TASK DETAILS: In the data below, find the line containing "Read this page and output its text content."; reproduce that line and all subsequent lines exactly, and nothing else.

Dataset entries:
* * * * * * * * *

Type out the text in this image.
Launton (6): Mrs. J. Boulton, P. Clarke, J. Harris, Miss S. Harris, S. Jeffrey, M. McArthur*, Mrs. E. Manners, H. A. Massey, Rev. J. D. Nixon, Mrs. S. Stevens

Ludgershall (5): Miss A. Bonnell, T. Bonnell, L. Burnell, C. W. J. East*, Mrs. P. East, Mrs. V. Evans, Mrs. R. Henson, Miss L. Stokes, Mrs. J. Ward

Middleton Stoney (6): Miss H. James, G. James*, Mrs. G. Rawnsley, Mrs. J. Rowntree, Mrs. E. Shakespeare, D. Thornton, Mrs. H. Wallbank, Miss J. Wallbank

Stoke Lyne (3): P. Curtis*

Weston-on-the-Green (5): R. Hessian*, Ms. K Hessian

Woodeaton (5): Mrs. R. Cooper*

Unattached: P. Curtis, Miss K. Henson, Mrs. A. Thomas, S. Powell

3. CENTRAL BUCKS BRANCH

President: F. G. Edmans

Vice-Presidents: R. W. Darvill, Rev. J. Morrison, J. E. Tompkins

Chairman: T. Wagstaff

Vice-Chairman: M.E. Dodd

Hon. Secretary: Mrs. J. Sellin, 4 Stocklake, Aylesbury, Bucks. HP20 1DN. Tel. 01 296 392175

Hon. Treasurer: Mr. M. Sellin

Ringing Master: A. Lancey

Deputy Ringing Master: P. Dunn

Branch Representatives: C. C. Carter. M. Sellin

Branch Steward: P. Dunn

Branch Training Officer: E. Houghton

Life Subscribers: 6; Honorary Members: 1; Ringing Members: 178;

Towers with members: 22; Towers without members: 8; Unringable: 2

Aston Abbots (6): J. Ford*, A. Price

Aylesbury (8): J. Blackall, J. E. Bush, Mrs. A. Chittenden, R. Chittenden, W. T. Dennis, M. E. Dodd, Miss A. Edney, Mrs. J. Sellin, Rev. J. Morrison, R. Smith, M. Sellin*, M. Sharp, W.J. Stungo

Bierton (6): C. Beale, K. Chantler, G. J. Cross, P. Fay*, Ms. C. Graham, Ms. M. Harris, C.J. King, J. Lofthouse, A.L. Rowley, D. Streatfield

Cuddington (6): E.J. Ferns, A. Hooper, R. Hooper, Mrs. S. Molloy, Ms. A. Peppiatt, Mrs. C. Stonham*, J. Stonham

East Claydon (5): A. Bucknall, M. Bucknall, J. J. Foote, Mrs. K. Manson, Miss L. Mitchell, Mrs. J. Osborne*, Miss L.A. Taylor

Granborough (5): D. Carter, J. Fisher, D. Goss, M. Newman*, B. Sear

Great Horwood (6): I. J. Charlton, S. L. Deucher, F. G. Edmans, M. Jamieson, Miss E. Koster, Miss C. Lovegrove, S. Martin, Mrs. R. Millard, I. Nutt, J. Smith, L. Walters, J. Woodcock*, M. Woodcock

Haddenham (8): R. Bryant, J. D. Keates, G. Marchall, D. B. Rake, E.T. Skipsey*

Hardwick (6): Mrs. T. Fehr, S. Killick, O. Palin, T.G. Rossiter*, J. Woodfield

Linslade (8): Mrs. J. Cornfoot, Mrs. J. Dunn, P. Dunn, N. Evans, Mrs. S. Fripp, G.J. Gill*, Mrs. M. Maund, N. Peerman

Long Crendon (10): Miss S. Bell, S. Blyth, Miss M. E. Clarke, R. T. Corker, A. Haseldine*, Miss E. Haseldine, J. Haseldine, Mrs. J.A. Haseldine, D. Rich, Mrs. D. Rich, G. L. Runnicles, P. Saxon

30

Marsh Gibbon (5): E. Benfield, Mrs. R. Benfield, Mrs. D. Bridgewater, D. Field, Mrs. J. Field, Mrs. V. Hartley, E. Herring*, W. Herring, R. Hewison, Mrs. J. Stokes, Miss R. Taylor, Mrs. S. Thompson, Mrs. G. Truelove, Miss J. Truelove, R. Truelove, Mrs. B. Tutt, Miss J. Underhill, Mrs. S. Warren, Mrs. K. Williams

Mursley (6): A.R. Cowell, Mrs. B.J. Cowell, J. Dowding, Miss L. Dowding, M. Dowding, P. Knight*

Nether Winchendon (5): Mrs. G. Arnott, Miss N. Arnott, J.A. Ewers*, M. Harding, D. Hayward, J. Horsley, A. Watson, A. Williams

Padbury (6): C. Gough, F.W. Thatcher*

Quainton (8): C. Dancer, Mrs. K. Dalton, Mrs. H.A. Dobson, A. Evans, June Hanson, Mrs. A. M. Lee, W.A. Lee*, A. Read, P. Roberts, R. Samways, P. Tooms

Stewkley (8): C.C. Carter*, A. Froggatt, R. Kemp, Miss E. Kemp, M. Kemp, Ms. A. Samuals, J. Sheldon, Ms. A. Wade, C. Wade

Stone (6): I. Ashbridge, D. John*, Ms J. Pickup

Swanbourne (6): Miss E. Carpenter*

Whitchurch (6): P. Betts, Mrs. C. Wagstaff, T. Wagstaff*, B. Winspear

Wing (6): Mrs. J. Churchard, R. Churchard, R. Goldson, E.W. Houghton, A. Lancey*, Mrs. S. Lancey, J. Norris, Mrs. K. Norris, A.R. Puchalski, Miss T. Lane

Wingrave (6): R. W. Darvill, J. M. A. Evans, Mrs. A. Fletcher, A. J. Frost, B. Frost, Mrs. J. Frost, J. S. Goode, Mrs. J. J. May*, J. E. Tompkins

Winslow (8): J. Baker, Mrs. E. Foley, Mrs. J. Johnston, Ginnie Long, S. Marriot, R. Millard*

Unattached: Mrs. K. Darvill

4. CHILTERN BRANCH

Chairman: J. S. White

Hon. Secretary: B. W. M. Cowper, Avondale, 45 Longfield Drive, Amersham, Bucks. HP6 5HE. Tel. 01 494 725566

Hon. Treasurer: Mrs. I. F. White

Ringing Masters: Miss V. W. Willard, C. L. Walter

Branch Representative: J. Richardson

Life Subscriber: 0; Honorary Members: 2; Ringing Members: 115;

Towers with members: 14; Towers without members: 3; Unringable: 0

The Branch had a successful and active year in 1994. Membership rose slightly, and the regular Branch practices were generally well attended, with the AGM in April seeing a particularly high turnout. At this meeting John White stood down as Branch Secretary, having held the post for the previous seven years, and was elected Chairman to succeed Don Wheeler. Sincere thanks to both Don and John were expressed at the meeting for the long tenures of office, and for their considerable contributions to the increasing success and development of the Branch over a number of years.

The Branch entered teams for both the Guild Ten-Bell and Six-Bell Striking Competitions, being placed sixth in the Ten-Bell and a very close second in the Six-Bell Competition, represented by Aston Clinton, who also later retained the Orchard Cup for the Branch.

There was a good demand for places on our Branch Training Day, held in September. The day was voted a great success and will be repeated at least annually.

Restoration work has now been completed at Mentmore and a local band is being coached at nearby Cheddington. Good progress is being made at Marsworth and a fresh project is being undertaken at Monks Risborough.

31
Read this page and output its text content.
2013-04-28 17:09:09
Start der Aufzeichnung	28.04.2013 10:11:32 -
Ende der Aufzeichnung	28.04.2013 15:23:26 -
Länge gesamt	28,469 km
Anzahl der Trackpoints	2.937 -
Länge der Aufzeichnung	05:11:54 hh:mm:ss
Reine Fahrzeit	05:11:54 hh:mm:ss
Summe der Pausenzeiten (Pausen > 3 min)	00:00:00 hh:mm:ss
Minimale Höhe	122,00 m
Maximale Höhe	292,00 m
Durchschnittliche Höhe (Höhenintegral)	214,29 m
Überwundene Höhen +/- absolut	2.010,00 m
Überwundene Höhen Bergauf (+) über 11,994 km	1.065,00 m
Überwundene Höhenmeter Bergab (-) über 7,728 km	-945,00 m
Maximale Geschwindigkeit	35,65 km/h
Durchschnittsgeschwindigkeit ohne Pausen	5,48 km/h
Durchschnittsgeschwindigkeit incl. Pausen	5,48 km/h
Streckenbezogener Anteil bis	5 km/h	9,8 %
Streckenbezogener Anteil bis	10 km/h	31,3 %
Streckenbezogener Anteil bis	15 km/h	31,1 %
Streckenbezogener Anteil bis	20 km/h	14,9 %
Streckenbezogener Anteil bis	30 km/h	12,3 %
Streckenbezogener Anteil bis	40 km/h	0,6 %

* * * * * * * * *

OUTPUT OF THE EXERCISE:
Read this page and output its text content.
2013-04-28 17:09:09
Start der Aufzeichnung	28.04.2013 10:11:32 -
Ende der Aufzeichnung	28.04.2013 15:23:26 -
Länge gesamt	28,469 km
Anzahl der Trackpoints	2.937 -
Länge der Aufzeichnung	05:11:54 hh:mm:ss
Reine Fahrzeit	05:11:54 hh:mm:ss
Summe der Pausenzeiten (Pausen > 3 min)	00:00:00 hh:mm:ss
Minimale Höhe	122,00 m
Maximale Höhe	292,00 m
Durchschnittliche Höhe (Höhenintegral)	214,29 m
Überwundene Höhen +/- absolut	2.010,00 m
Überwundene Höhen Bergauf (+) über 11,994 km	1.065,00 m
Überwundene Höhenmeter Bergab (-) über 7,728 km	-945,00 m
Maximale Geschwindigkeit	35,65 km/h
Durchschnittsgeschwindigkeit ohne Pausen	5,48 km/h
Durchschnittsgeschwindigkeit incl. Pausen	5,48 km/h
Streckenbezogener Anteil bis	5 km/h	9,8 %
Streckenbezogener Anteil bis	10 km/h	31,3 %
Streckenbezogener Anteil bis	15 km/h	31,1 %
Streckenbezogener Anteil bis	20 km/h	14,9 %
Streckenbezogener Anteil bis	30 km/h	12,3 %
Streckenbezogener Anteil bis	40 km/h	0,6 %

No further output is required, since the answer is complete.